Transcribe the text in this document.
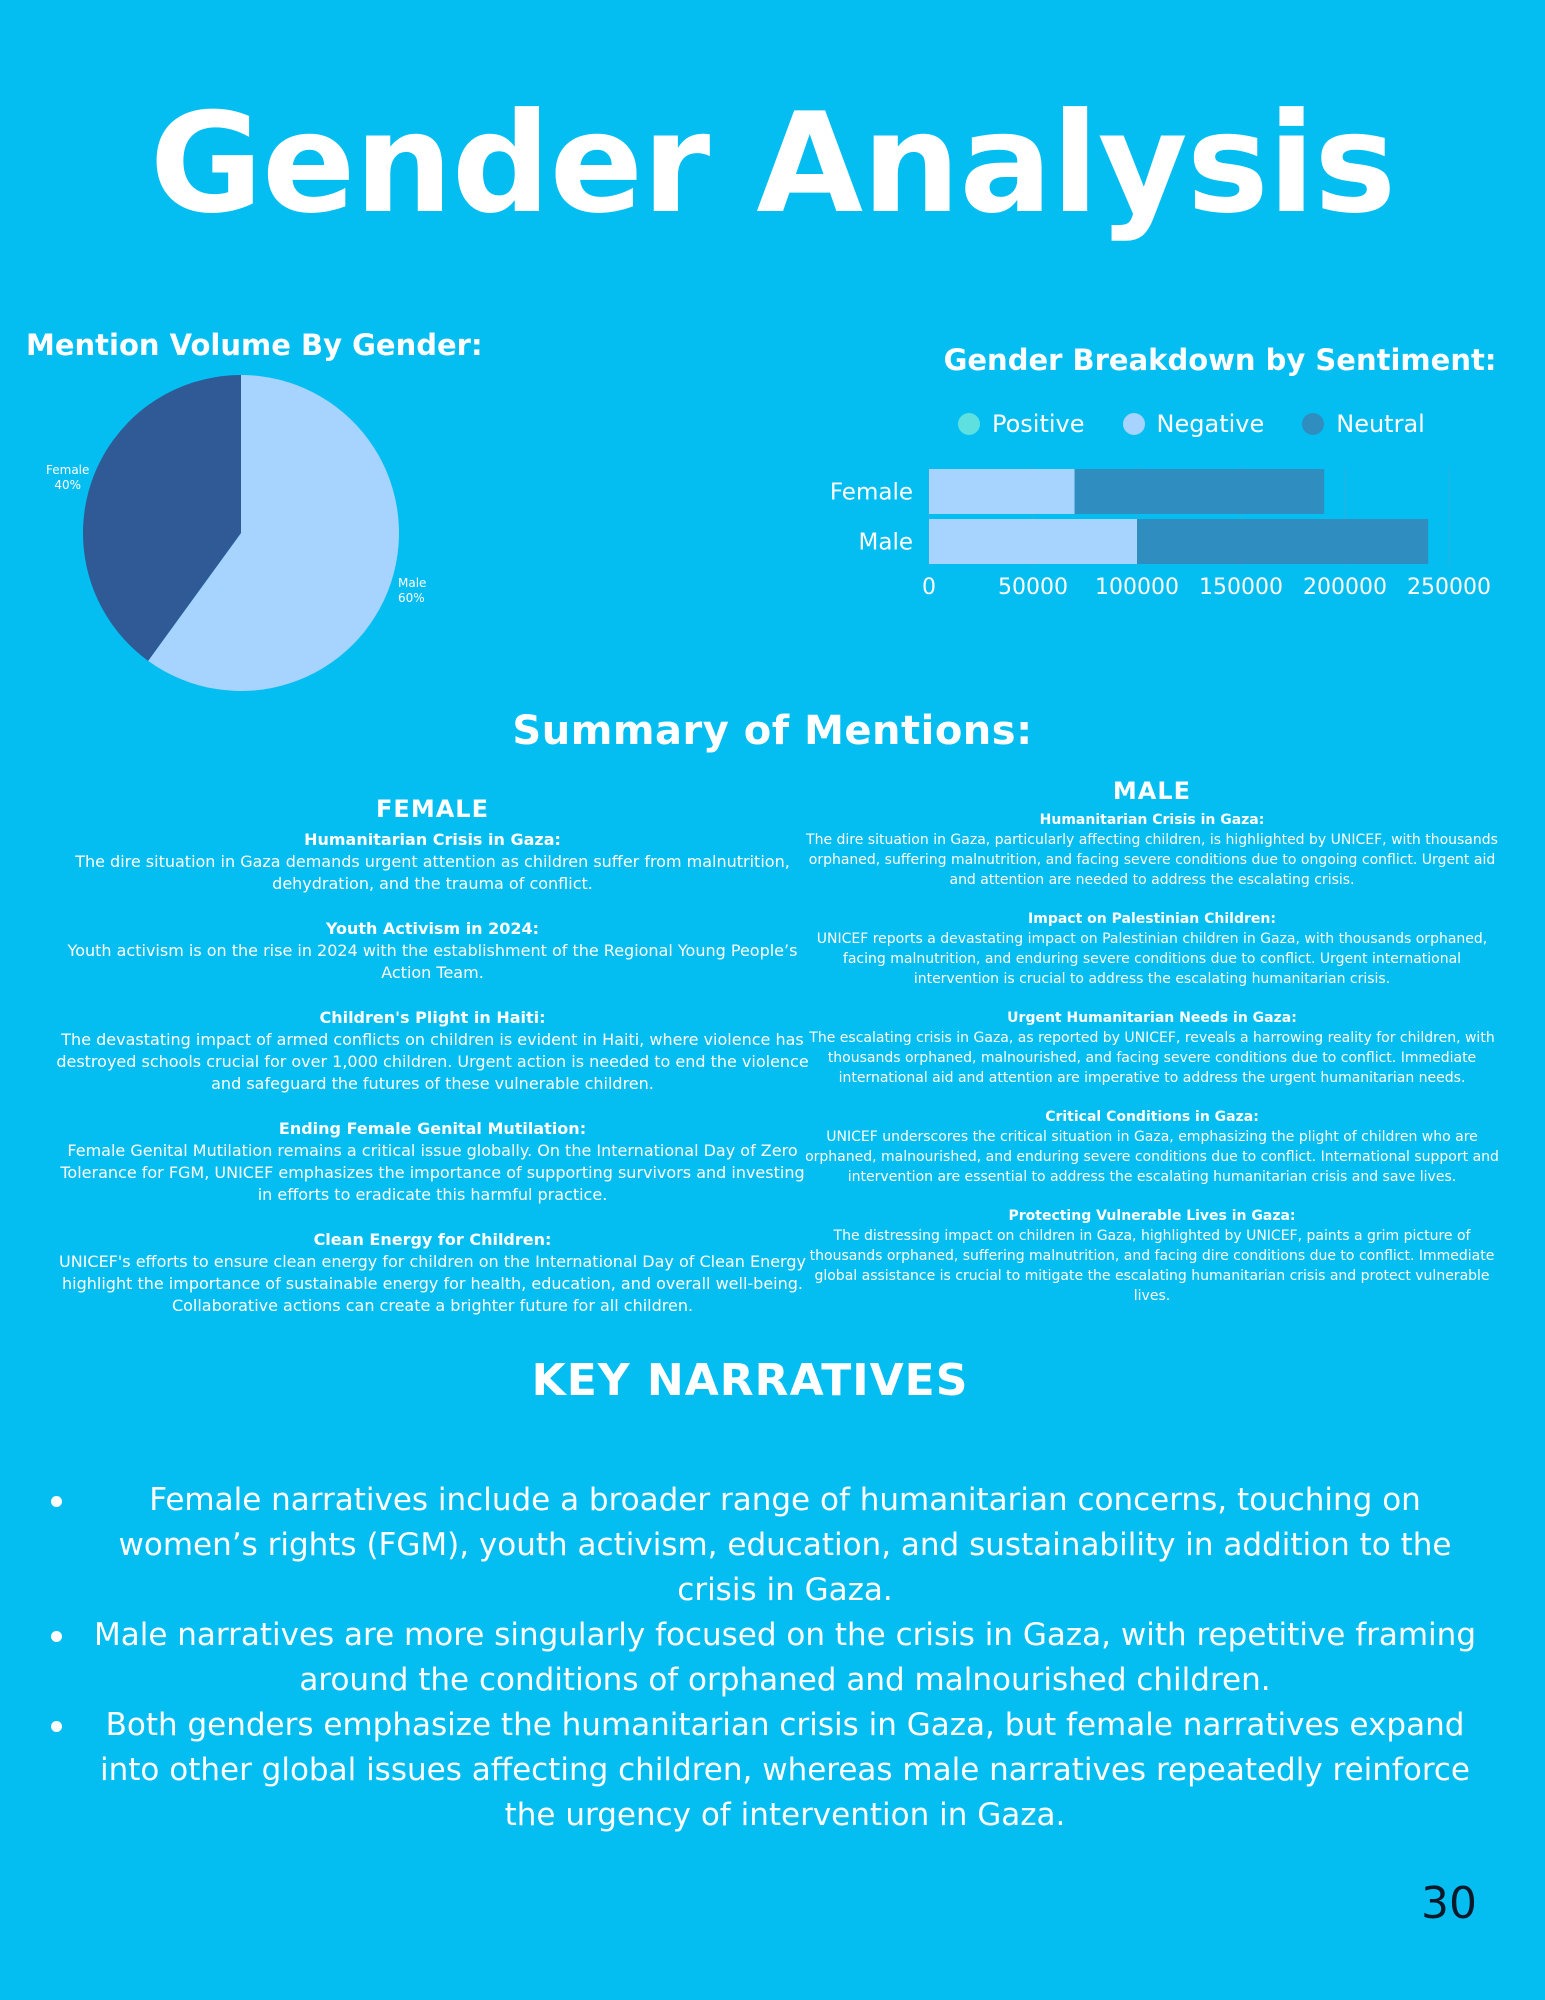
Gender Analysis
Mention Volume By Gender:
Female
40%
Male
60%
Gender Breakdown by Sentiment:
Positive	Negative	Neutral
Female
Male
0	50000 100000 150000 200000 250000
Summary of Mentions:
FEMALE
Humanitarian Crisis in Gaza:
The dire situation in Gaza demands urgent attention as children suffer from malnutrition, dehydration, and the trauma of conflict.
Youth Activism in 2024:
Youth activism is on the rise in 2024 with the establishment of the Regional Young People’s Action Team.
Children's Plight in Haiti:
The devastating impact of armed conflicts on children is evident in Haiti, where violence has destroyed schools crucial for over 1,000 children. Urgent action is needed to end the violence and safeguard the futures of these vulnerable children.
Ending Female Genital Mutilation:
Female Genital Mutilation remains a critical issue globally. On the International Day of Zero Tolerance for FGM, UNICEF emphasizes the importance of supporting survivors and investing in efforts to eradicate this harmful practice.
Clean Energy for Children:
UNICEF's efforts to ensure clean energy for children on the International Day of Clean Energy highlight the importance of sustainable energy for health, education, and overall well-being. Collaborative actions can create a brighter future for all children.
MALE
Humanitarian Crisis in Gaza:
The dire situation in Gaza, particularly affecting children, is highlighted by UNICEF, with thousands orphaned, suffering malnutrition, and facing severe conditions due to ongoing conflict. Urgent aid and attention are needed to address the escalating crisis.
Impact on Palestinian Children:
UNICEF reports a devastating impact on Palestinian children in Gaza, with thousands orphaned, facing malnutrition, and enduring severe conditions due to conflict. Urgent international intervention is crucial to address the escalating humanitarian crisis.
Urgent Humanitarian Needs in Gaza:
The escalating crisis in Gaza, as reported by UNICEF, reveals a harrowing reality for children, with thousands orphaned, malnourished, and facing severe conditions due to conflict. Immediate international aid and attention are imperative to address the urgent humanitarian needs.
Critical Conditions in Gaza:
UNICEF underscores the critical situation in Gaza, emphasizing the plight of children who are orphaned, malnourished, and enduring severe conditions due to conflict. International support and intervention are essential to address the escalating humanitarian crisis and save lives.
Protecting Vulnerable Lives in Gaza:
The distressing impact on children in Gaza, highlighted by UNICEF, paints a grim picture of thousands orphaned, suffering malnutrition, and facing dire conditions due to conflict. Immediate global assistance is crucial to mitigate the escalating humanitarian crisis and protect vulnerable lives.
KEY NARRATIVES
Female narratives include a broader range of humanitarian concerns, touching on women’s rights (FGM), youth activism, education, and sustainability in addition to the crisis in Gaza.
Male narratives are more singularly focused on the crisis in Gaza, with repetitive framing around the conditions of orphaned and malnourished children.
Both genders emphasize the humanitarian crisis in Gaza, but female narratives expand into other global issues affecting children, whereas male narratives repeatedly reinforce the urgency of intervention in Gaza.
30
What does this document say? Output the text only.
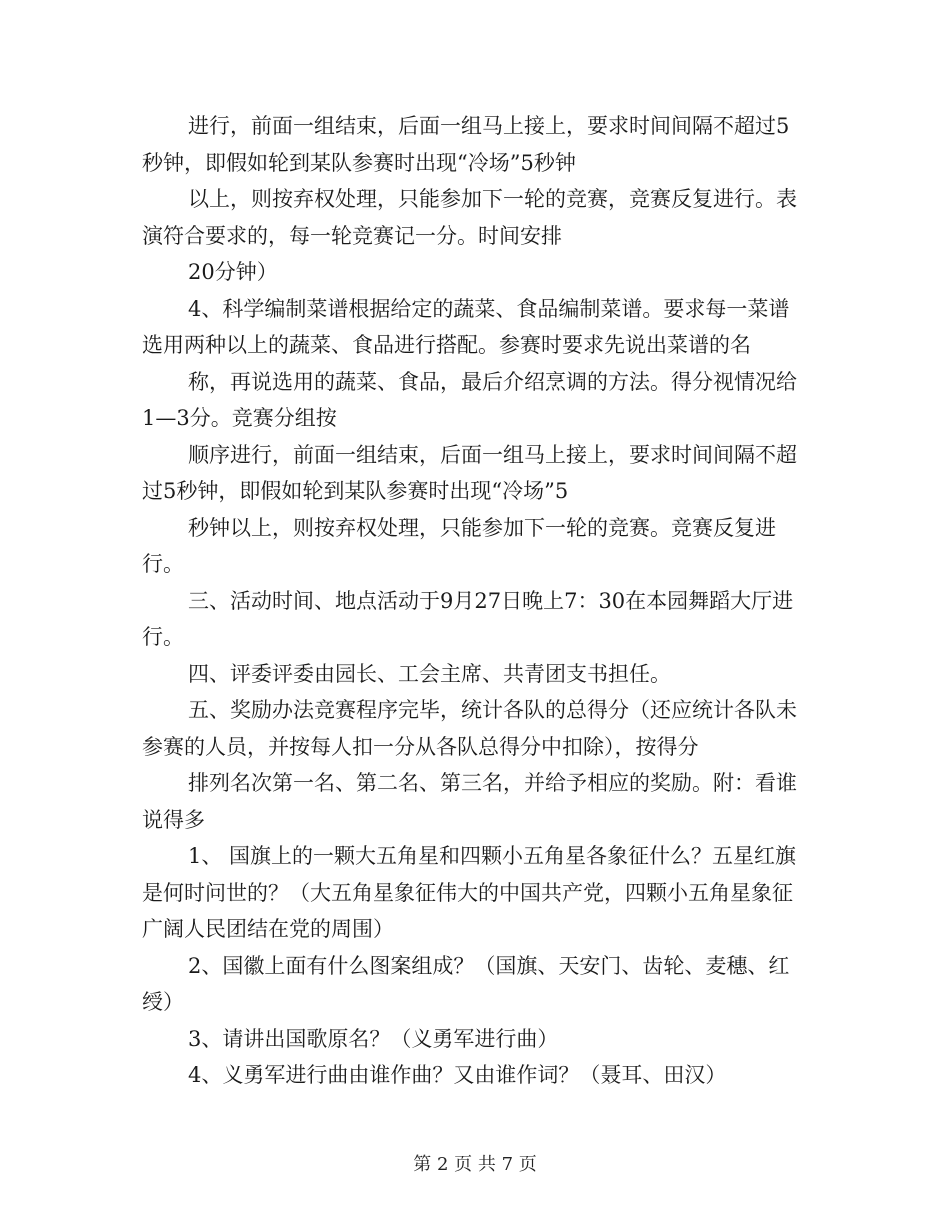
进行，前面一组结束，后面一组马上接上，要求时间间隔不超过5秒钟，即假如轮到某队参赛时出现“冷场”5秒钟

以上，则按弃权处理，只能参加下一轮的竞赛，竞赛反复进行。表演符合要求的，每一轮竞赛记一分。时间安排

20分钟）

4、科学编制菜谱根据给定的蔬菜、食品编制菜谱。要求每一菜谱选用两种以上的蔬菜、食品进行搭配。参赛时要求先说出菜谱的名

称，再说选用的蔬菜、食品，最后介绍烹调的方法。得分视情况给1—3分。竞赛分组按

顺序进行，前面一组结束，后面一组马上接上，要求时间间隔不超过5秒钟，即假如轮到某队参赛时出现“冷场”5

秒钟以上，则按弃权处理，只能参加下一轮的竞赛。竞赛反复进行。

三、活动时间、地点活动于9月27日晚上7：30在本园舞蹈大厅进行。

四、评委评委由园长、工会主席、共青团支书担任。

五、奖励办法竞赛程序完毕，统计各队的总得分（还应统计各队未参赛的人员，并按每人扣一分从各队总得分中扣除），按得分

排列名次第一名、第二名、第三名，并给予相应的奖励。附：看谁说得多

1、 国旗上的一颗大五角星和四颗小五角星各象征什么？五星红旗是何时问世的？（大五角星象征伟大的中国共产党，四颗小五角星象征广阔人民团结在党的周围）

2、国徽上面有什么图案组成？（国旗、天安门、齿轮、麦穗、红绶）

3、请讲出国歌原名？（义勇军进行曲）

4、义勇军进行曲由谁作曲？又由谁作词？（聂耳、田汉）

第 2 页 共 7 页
————
*GOAL*
Transcribe the full listing character for character. Pictures are excluded.

*TASK OUTPUT*
Transcribe the text in this document.
Gender Analysis
Mention Volume By Gender:
Female
40%
Male
60%
Gender Breakdown by Sentiment:
Positive	Negative	Neutral
Female
Male
0	50000 100000 150000 200000 250000
Summary of Mentions:
FEMALE
Humanitarian Crisis in Gaza:
The dire situation in Gaza demands urgent attention as children suffer from malnutrition, dehydration, and the trauma of conflict.
Youth Activism in 2024:
Youth activism is on the rise in 2024 with the establishment of the Regional Young People’s Action Team.
Children's Plight in Haiti:
The devastating impact of armed conflicts on children is evident in Haiti, where violence has destroyed schools crucial for over 1,000 children. Urgent action is needed to end the violence and safeguard the futures of these vulnerable children.
Ending Female Genital Mutilation:
Female Genital Mutilation remains a critical issue globally. On the International Day of Zero Tolerance for FGM, UNICEF emphasizes the importance of supporting survivors and investing in efforts to eradicate this harmful practice.
Clean Energy for Children:
UNICEF's efforts to ensure clean energy for children on the International Day of Clean Energy highlight the importance of sustainable energy for health, education, and overall well-being. Collaborative actions can create a brighter future for all children.
MALE
Humanitarian Crisis in Gaza:
The dire situation in Gaza, particularly affecting children, is highlighted by UNICEF, with thousands orphaned, suffering malnutrition, and facing severe conditions due to ongoing conflict. Urgent aid and attention are needed to address the escalating crisis.
Impact on Palestinian Children:
UNICEF reports a devastating impact on Palestinian children in Gaza, with thousands orphaned, facing malnutrition, and enduring severe conditions due to conflict. Urgent international intervention is crucial to address the escalating humanitarian crisis.
Urgent Humanitarian Needs in Gaza:
The escalating crisis in Gaza, as reported by UNICEF, reveals a harrowing reality for children, with thousands orphaned, malnourished, and facing severe conditions due to conflict. Immediate international aid and attention are imperative to address the urgent humanitarian needs.
Critical Conditions in Gaza:
UNICEF underscores the critical situation in Gaza, emphasizing the plight of children who are orphaned, malnourished, and enduring severe conditions due to conflict. International support and intervention are essential to address the escalating humanitarian crisis and save lives.
Protecting Vulnerable Lives in Gaza:
The distressing impact on children in Gaza, highlighted by UNICEF, paints a grim picture of thousands orphaned, suffering malnutrition, and facing dire conditions due to conflict. Immediate global assistance is crucial to mitigate the escalating humanitarian crisis and protect vulnerable lives.
KEY NARRATIVES
Female narratives include a broader range of humanitarian concerns, touching on women’s rights (FGM), youth activism, education, and sustainability in addition to the crisis in Gaza.
Male narratives are more singularly focused on the crisis in Gaza, with repetitive framing around the conditions of orphaned and malnourished children.
Both genders emphasize the humanitarian crisis in Gaza, but female narratives expand into other global issues affecting children, whereas male narratives repeatedly reinforce the urgency of intervention in Gaza.
30
What does this document say? Output the text only.
进行，前面一组结束，后面一组马上接上，要求时间间隔不超过5秒钟，即假如轮到某队参赛时出现“冷场”5秒钟

以上，则按弃权处理，只能参加下一轮的竞赛，竞赛反复进行。表演符合要求的，每一轮竞赛记一分。时间安排

20分钟）

4、科学编制菜谱根据给定的蔬菜、食品编制菜谱。要求每一菜谱选用两种以上的蔬菜、食品进行搭配。参赛时要求先说出菜谱的名

称，再说选用的蔬菜、食品，最后介绍烹调的方法。得分视情况给1—3分。竞赛分组按

顺序进行，前面一组结束，后面一组马上接上，要求时间间隔不超过5秒钟，即假如轮到某队参赛时出现“冷场”5

秒钟以上，则按弃权处理，只能参加下一轮的竞赛。竞赛反复进行。

三、活动时间、地点活动于9月27日晚上7：30在本园舞蹈大厅进行。

四、评委评委由园长、工会主席、共青团支书担任。

五、奖励办法竞赛程序完毕，统计各队的总得分（还应统计各队未参赛的人员，并按每人扣一分从各队总得分中扣除），按得分

排列名次第一名、第二名、第三名，并给予相应的奖励。附：看谁说得多

1、 国旗上的一颗大五角星和四颗小五角星各象征什么？五星红旗是何时问世的？（大五角星象征伟大的中国共产党，四颗小五角星象征广阔人民团结在党的周围）

2、国徽上面有什么图案组成？（国旗、天安门、齿轮、麦穗、红绶）

3、请讲出国歌原名？（义勇军进行曲）

4、义勇军进行曲由谁作曲？又由谁作词？（聂耳、田汉）

第 2 页 共 7 页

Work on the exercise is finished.